Swap "popup-arrows-icon" for "dropdown-arrows-icon" wherever it occurs in the material below. Reproduce every line with no other change.

▶ [Data in this exercise]
****

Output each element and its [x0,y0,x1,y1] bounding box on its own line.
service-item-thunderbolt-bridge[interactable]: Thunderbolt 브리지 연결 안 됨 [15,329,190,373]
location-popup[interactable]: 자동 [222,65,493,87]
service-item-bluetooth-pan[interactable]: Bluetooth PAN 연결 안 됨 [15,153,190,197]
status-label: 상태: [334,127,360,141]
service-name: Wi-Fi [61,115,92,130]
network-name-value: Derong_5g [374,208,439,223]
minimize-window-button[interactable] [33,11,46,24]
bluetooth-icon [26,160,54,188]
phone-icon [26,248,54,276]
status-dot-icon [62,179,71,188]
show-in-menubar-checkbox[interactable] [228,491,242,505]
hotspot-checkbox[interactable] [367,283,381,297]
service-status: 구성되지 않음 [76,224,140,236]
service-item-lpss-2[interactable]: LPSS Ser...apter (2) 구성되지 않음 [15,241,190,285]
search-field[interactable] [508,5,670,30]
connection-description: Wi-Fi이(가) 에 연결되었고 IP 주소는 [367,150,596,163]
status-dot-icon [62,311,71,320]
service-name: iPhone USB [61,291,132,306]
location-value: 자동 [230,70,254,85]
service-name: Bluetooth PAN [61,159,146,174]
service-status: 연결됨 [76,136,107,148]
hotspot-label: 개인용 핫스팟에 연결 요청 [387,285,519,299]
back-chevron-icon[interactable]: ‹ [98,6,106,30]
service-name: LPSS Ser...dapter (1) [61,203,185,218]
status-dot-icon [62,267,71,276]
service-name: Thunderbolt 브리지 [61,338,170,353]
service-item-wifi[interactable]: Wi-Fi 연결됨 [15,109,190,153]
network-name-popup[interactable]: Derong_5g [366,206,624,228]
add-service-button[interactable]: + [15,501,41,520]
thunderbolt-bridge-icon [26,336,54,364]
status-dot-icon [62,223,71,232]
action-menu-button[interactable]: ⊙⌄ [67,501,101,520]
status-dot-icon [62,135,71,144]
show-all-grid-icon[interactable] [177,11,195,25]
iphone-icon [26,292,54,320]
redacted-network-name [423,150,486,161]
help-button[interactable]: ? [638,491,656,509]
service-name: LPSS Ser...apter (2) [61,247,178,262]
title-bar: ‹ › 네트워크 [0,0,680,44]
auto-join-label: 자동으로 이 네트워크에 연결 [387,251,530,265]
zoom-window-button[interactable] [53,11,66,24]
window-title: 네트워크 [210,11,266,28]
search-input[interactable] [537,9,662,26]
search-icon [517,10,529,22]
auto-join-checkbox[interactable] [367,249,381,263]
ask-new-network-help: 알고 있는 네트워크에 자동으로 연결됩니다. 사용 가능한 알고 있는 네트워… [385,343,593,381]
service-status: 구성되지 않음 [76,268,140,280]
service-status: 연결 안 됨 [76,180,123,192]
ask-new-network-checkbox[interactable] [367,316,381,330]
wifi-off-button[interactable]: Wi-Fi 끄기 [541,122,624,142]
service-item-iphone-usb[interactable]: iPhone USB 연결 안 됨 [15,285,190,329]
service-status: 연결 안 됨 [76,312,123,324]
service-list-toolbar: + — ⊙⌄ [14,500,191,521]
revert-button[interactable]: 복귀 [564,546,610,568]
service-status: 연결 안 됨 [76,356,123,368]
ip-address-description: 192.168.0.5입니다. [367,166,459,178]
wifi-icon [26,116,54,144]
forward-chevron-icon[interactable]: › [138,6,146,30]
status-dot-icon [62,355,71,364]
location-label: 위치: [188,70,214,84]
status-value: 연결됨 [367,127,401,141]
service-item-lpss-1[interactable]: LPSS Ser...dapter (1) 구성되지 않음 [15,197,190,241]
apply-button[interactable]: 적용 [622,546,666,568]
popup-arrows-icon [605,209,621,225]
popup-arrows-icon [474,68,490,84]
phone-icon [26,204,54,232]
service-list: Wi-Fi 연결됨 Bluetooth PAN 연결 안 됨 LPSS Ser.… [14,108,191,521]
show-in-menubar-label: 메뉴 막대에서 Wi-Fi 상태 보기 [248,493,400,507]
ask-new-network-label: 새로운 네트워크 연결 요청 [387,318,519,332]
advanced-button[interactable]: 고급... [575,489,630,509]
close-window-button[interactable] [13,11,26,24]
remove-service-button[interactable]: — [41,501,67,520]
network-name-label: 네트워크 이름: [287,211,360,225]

****

▶ [Answer to this exercise]
Output each element and its [x0,y0,x1,y1] bounding box on its own line.
service-item-thunderbolt-bridge[interactable]: Thunderbolt 브리지 연결 안 됨 [15,329,190,373]
location-popup[interactable]: 자동 [222,65,493,87]
service-item-bluetooth-pan[interactable]: Bluetooth PAN 연결 안 됨 [15,153,190,197]
status-label: 상태: [334,127,360,141]
service-name: Wi-Fi [61,115,92,130]
network-name-value: Derong_5g [374,208,439,223]
minimize-window-button[interactable] [33,11,46,24]
bluetooth-icon [26,160,54,188]
phone-icon [26,248,54,276]
status-dot-icon [62,179,71,188]
show-in-menubar-checkbox[interactable] [228,491,242,505]
hotspot-checkbox[interactable] [367,283,381,297]
service-status: 구성되지 않음 [76,224,140,236]
service-item-lpss-2[interactable]: LPSS Ser...apter (2) 구성되지 않음 [15,241,190,285]
search-field[interactable] [508,5,670,30]
connection-description: Wi-Fi이(가) 에 연결되었고 IP 주소는 [367,150,596,163]
status-dot-icon [62,311,71,320]
service-name: iPhone USB [61,291,132,306]
location-value: 자동 [230,70,254,85]
service-name: Bluetooth PAN [61,159,146,174]
service-status: 연결됨 [76,136,107,148]
hotspot-label: 개인용 핫스팟에 연결 요청 [387,285,519,299]
back-chevron-icon[interactable]: ‹ [98,6,106,30]
service-name: LPSS Ser...dapter (1) [61,203,185,218]
status-dot-icon [62,267,71,276]
service-name: Thunderbolt 브리지 [61,338,170,353]
service-item-wifi[interactable]: Wi-Fi 연결됨 [15,109,190,153]
network-name-popup[interactable]: Derong_5g [366,206,624,228]
add-service-button[interactable]: + [15,501,41,520]
thunderbolt-bridge-icon [26,336,54,364]
status-dot-icon [62,223,71,232]
action-menu-button[interactable]: ⊙⌄ [67,501,101,520]
status-dot-icon [62,135,71,144]
show-all-grid-icon[interactable] [177,11,195,25]
iphone-icon [26,292,54,320]
redacted-network-name [423,150,486,161]
help-button[interactable]: ? [638,491,656,509]
service-name: LPSS Ser...apter (2) [61,247,178,262]
title-bar: ‹ › 네트워크 [0,0,680,44]
auto-join-label: 자동으로 이 네트워크에 연결 [387,251,530,265]
zoom-window-button[interactable] [53,11,66,24]
window-title: 네트워크 [210,11,266,28]
search-input[interactable] [537,9,662,26]
search-icon [517,10,529,22]
auto-join-checkbox[interactable] [367,249,381,263]
ask-new-network-help: 알고 있는 네트워크에 자동으로 연결됩니다. 사용 가능한 알고 있는 네트워… [385,343,593,381]
service-status: 구성되지 않음 [76,268,140,280]
service-status: 연결 안 됨 [76,180,123,192]
ask-new-network-checkbox[interactable] [367,316,381,330]
wifi-off-button[interactable]: Wi-Fi 끄기 [541,122,624,142]
service-item-iphone-usb[interactable]: iPhone USB 연결 안 됨 [15,285,190,329]
service-status: 연결 안 됨 [76,312,123,324]
service-list-toolbar: + — ⊙⌄ [14,500,191,521]
revert-button[interactable]: 복귀 [564,546,610,568]
service-status: 연결 안 됨 [76,356,123,368]
ip-address-description: 192.168.0.5입니다. [367,166,459,178]
wifi-icon [26,116,54,144]
forward-chevron-icon[interactable]: › [138,6,146,30]
status-dot-icon [62,355,71,364]
location-label: 위치: [188,70,214,84]
status-value: 연결됨 [367,127,401,141]
service-item-lpss-1[interactable]: LPSS Ser...dapter (1) 구성되지 않음 [15,197,190,241]
apply-button[interactable]: 적용 [622,546,666,568]
dropdown-arrows-icon [605,209,621,225]
dropdown-arrows-icon [474,68,490,84]
phone-icon [26,204,54,232]
service-list: Wi-Fi 연결됨 Bluetooth PAN 연결 안 됨 LPSS Ser.… [14,108,191,521]
show-in-menubar-label: 메뉴 막대에서 Wi-Fi 상태 보기 [248,493,400,507]
ask-new-network-label: 새로운 네트워크 연결 요청 [387,318,519,332]
advanced-button[interactable]: 고급... [575,489,630,509]
close-window-button[interactable] [13,11,26,24]
remove-service-button[interactable]: — [41,501,67,520]
network-name-label: 네트워크 이름: [287,211,360,225]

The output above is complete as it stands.